- _INSTRUCTION 1_:
List every number written in digits in the article about the firefighter's Christmas.

- _SOURCE TEXT_:
Advertisement

Firefighter’s Family Brings Holiday to Him

Share
TIMES STAFF WRITER

In his 23 years as a firefighter, Capt. Jim McBride never missed a Christmas with his family.

But as dusk set Christmas Eve, hot spots were still flaring inside the 3,821-acre perimeter of the Ranch fire that sprang up three days before in the mountains between Ojai and Santa Paula, destroying one home and threatening others.

At that point McBride, a 39-year-old logistics chief for the California Department of Forestry, had no choice but to call home to Riverside and tell his wife, Imy, and six children that he wasn’t going to make it home for the holiday.

Advertisement

As Southern California residents tore open packages under trees, ate roasts and headed to the beach Saturday, about 1,000 firefighters from across the state were spending Christmas 1999 apart from their families, trying to get the Ventura County fire fully contained.

While McBride was among them, so was his family.

“I could just tell in his voice he was very upset,” said a shivering but content Imy, shortly after sunrise Saturday morning. She and her children were huddled around picnic benches at Soule Park, the firefighters’ outdoor command station, a 2 1/2-hour drive from the McBrides’ home.

[Spatial layout data]

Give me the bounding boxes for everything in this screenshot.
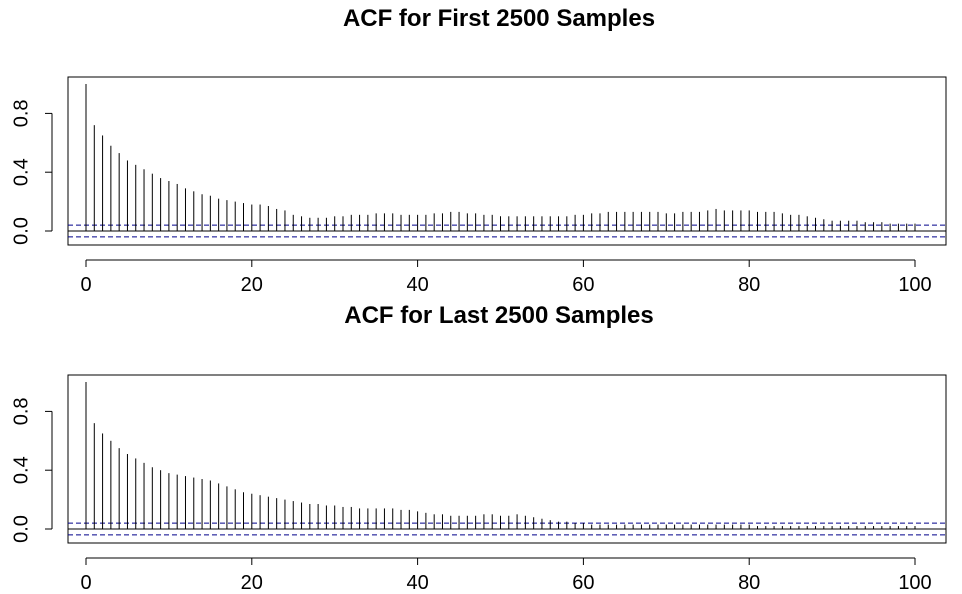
acf-panel-last: ACF for Last 2500 Samples 0 20 40 60 80 100 0.…	[10, 302, 947, 594]
y-tick-label: 0.8	[10, 397, 32, 425]
acf-panel-first: ACF for First 2500 Samples 0 20 40 60 80 100 0…	[10, 5, 947, 296]
y-tick-label: 0.0	[10, 515, 32, 543]
x-tick-label: 80	[738, 572, 760, 594]
x-tick-label: 100	[898, 572, 931, 594]
chart-title-last: ACF for Last 2500 Samples	[344, 302, 653, 329]
x-tick-label: 0	[80, 274, 91, 296]
x-tick-label: 20	[241, 572, 263, 594]
x-tick-label: 40	[406, 274, 428, 296]
x-tick-label: 60	[572, 572, 594, 594]
y-tick-label: 0.4	[10, 158, 32, 186]
x-tick-label: 60	[572, 274, 594, 296]
x-tick-label: 20	[241, 274, 263, 296]
x-tick-label: 100	[898, 274, 931, 296]
x-tick-label: 40	[406, 572, 428, 594]
plot-frame	[67, 76, 947, 246]
y-tick-label: 0.4	[10, 456, 32, 484]
y-tick-label: 0.8	[10, 99, 32, 127]
y-tick-label: 0.0	[10, 217, 32, 245]
chart-title-first: ACF for First 2500 Samples	[343, 5, 655, 32]
x-tick-label: 0	[80, 572, 91, 594]
plot-frame	[67, 374, 947, 544]
x-tick-label: 80	[738, 274, 760, 296]
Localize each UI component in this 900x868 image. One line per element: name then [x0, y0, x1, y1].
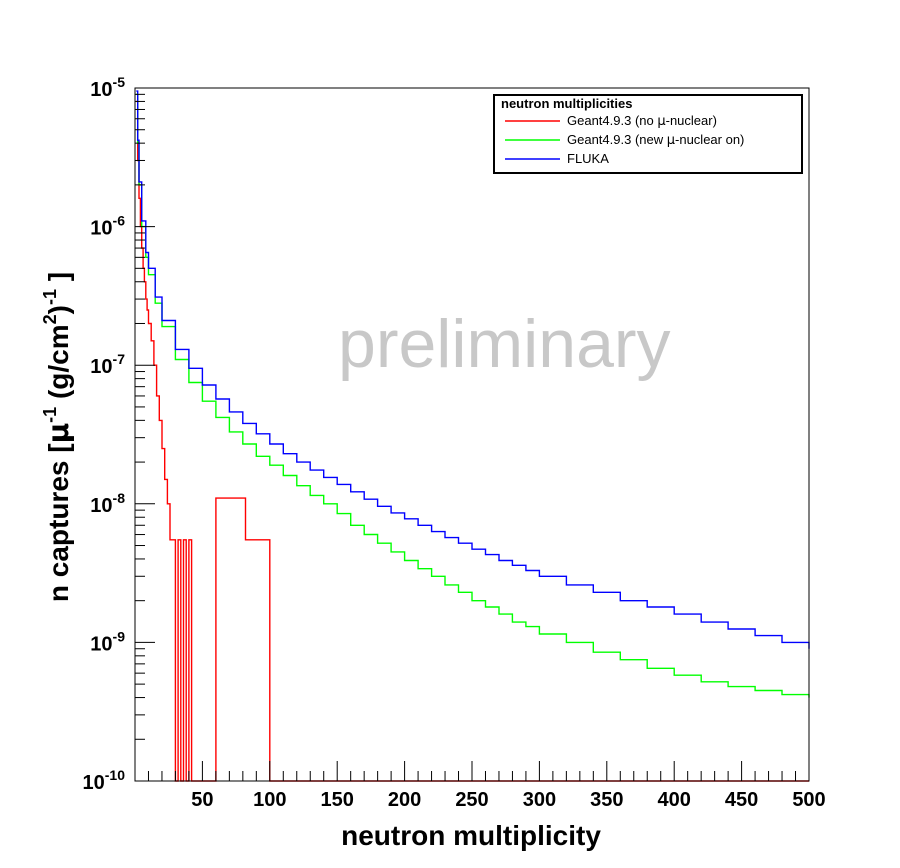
- x-axis-title: neutron multiplicity: [341, 820, 601, 851]
- y-tick-label: 10-5: [90, 74, 125, 101]
- legend-box: [493, 94, 803, 174]
- watermark-annotation: preliminary: [338, 306, 671, 382]
- legend-entries: Geant4.9.3 (no μ-nuclear) Geant4.9.3 (new…: [505, 113, 744, 166]
- x-tick-label: 300: [523, 789, 556, 811]
- legend-entry-label: Geant4.9.3 (new μ-nuclear on): [567, 132, 744, 148]
- x-tick-label: 400: [658, 789, 691, 811]
- legend: neutron multiplicities Geant4.9.3 (no μ-…: [493, 94, 803, 174]
- x-tick-label: 100: [253, 789, 286, 811]
- series-line-2: [136, 90, 810, 649]
- legend-entry-label: Geant4.9.3 (no μ-nuclear): [567, 113, 717, 129]
- x-tick-label: 450: [725, 789, 758, 811]
- axes-layer: 50 100 150 200 250 300 350 400 450 500 10-5 10-6 10-…: [83, 74, 826, 811]
- legend-entry-label: FLUKA: [567, 151, 609, 166]
- x-tick-label: 150: [321, 789, 354, 811]
- x-tick-label: 250: [455, 789, 488, 811]
- x-tick-label: 50: [191, 789, 213, 811]
- x-tick-label: 200: [388, 789, 421, 811]
- y-axis-title: n captures [μ-1 (g/cm2)-1 ]: [40, 272, 75, 602]
- plot-frame: [134, 87, 810, 782]
- y-tick-label: 10-10: [83, 767, 126, 794]
- x-tick-label: 350: [590, 789, 623, 811]
- legend-title: neutron multiplicities: [501, 96, 632, 111]
- series-line-1: [136, 93, 810, 698]
- y-tick-label: 10-8: [90, 490, 125, 517]
- y-tick-label: 10-7: [90, 351, 125, 378]
- series-line-0: [136, 100, 809, 782]
- y-tick-label: 10-9: [90, 628, 125, 655]
- y-tick-label: 10-6: [90, 213, 125, 240]
- x-tick-label: 500: [792, 789, 825, 811]
- series-layer: [136, 90, 810, 782]
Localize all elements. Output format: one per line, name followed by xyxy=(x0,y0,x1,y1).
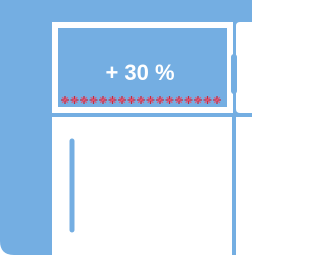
door-bottom xyxy=(236,117,268,265)
door-top xyxy=(236,22,268,113)
door-top-handle xyxy=(231,54,237,94)
fridge-body xyxy=(52,117,232,265)
badge-label: + 30 % xyxy=(105,60,174,85)
fridge-icon: + 30 % xyxy=(0,0,268,265)
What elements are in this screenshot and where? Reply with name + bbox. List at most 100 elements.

- _INSTRUCTION 2_:
In the listing, substitute "plot-area" for "plot-frame" from its first line through the line containing "Localize each UI", inclusive, and give those lines back with nothing else changed, leaving out the pictures.

- _RIGHT ANSWER 1_:
23, 3,821, 39, 1,000, 1999, 2 1/2

- _RIGHT ANSWER 2_:
Give me the bounding boxes for everything in this screenshot.
acf-panel-last: ACF for Last 2500 Samples 0 20 40 60 80 100 0.…	[10, 302, 947, 594]
y-tick-label: 0.8	[10, 397, 32, 425]
acf-panel-first: ACF for First 2500 Samples 0 20 40 60 80 100 0…	[10, 5, 947, 296]
y-tick-label: 0.0	[10, 515, 32, 543]
x-tick-label: 80	[738, 572, 760, 594]
x-tick-label: 100	[898, 572, 931, 594]
chart-title-last: ACF for Last 2500 Samples	[344, 302, 653, 329]
x-tick-label: 0	[80, 274, 91, 296]
x-tick-label: 20	[241, 572, 263, 594]
x-tick-label: 40	[406, 274, 428, 296]
x-tick-label: 60	[572, 572, 594, 594]
y-tick-label: 0.4	[10, 158, 32, 186]
x-tick-label: 60	[572, 274, 594, 296]
x-tick-label: 20	[241, 274, 263, 296]
x-tick-label: 100	[898, 274, 931, 296]
x-tick-label: 40	[406, 572, 428, 594]
plot-area	[67, 76, 947, 246]
y-tick-label: 0.4	[10, 456, 32, 484]
y-tick-label: 0.8	[10, 99, 32, 127]
y-tick-label: 0.0	[10, 217, 32, 245]
chart-title-first: ACF for First 2500 Samples	[343, 5, 655, 32]
x-tick-label: 0	[80, 572, 91, 594]
plot-area	[67, 374, 947, 544]
x-tick-label: 80	[738, 274, 760, 296]
Localize each UI component in this 900x868 image. One line per element: name then [x0, y0, x1, y1].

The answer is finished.